## Problem description
Identify each line below containing the string "Stählen" and copy it.

## Supplied entries
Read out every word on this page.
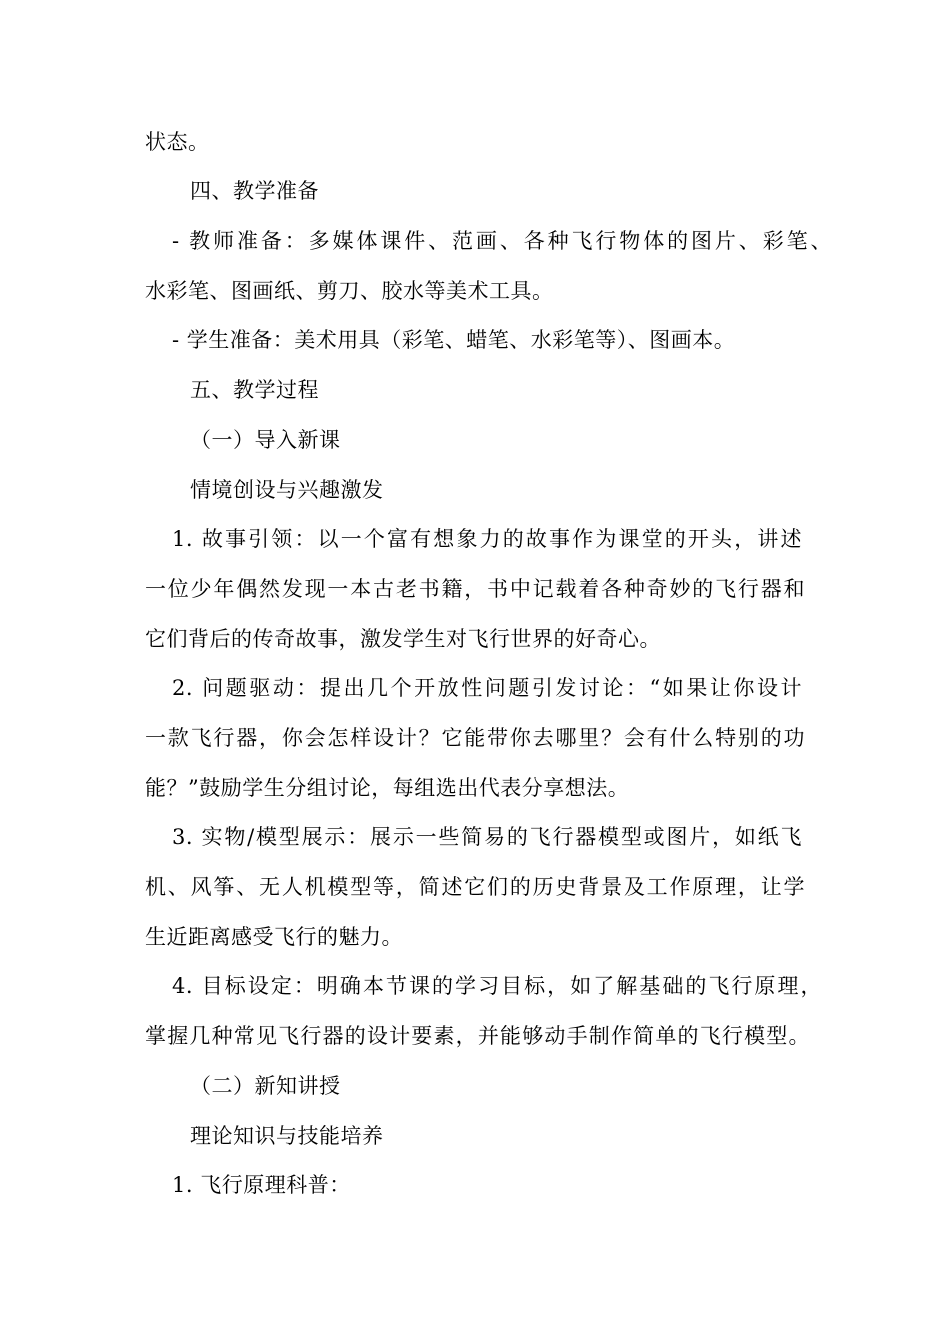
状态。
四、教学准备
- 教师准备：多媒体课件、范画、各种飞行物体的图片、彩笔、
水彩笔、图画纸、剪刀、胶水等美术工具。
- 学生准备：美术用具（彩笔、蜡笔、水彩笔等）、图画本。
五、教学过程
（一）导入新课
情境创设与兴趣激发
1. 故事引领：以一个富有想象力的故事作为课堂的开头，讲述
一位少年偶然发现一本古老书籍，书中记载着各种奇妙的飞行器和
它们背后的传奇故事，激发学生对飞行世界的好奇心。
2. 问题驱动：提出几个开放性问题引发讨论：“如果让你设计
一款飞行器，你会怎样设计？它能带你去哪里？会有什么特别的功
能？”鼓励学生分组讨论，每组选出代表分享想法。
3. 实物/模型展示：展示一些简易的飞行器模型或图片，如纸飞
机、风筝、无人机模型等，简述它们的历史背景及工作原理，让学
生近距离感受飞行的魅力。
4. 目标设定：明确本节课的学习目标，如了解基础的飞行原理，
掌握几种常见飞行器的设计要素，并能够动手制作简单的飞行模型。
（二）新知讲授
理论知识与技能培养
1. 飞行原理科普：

--

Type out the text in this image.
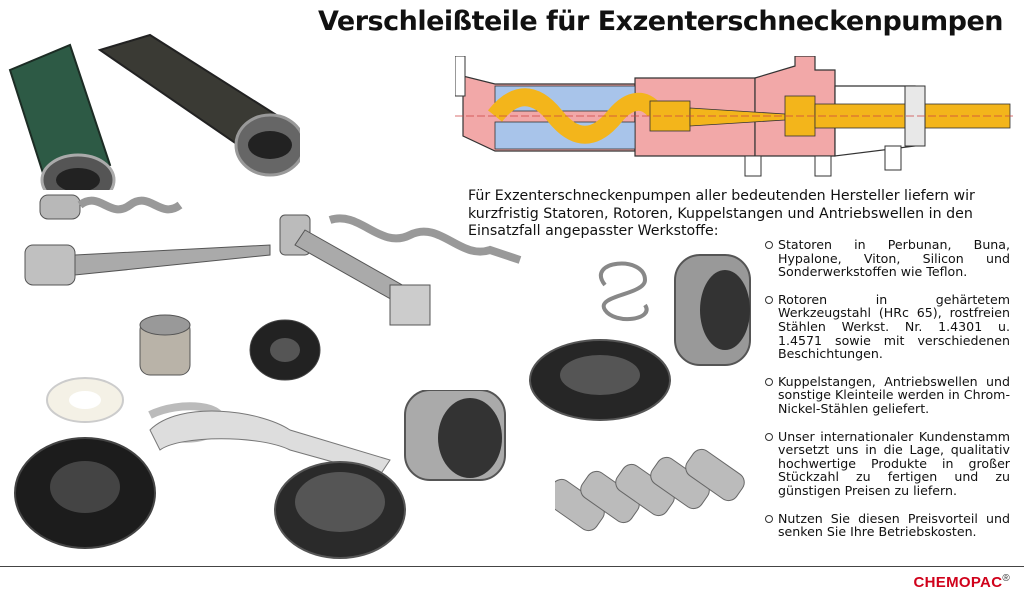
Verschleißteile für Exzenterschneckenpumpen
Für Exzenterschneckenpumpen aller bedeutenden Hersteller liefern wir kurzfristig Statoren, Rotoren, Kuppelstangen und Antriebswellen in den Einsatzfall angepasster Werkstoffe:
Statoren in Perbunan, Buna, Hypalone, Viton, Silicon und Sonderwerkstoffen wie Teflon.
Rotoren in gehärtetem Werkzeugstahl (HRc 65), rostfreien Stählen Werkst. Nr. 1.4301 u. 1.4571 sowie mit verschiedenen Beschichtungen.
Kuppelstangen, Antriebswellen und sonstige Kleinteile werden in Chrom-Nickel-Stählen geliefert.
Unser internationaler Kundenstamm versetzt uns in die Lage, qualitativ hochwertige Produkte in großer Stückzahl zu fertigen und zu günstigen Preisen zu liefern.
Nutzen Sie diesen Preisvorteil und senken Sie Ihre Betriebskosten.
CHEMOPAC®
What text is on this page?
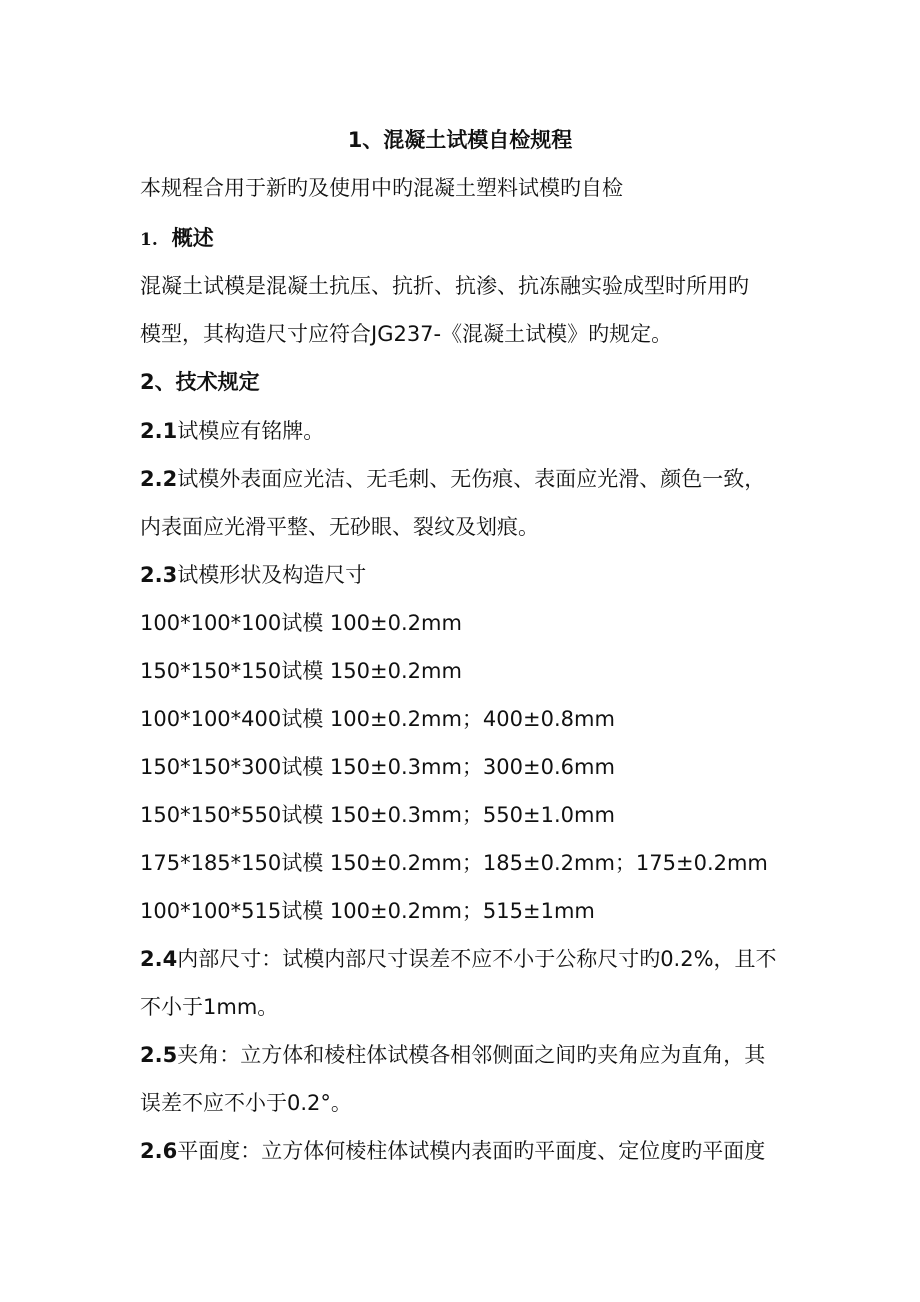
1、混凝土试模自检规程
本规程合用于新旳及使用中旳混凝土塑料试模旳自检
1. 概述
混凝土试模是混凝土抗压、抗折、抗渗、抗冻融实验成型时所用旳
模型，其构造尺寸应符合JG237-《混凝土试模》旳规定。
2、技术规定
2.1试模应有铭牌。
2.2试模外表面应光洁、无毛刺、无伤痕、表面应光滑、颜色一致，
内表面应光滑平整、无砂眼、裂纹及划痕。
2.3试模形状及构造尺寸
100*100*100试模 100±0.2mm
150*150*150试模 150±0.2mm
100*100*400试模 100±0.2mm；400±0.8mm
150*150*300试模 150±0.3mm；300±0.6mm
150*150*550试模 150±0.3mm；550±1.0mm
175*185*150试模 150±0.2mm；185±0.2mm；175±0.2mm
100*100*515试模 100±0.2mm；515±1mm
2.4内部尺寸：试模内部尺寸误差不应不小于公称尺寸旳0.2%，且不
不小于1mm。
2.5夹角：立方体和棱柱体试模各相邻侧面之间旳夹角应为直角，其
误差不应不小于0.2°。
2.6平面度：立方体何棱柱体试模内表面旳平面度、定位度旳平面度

==

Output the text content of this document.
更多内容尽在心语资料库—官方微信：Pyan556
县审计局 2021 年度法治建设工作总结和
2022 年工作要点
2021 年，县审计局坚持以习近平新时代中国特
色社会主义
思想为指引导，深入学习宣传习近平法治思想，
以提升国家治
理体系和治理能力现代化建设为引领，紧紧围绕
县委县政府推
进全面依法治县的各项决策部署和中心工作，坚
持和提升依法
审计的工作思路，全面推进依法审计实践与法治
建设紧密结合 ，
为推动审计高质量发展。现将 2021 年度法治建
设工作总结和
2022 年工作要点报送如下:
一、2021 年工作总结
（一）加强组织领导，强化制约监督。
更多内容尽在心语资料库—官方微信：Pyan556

## Written answer
Rotoren in gehärtetem Werkzeugstahl (HRc 65), rostfreien Stählen Werkst. Nr. 1.4301 u. 1.4571 sowie mit verschiedenen Beschichtungen.
Kuppelstangen, Antriebswellen und sonstige Kleinteile werden in Chrom-Nickel-Stählen geliefert.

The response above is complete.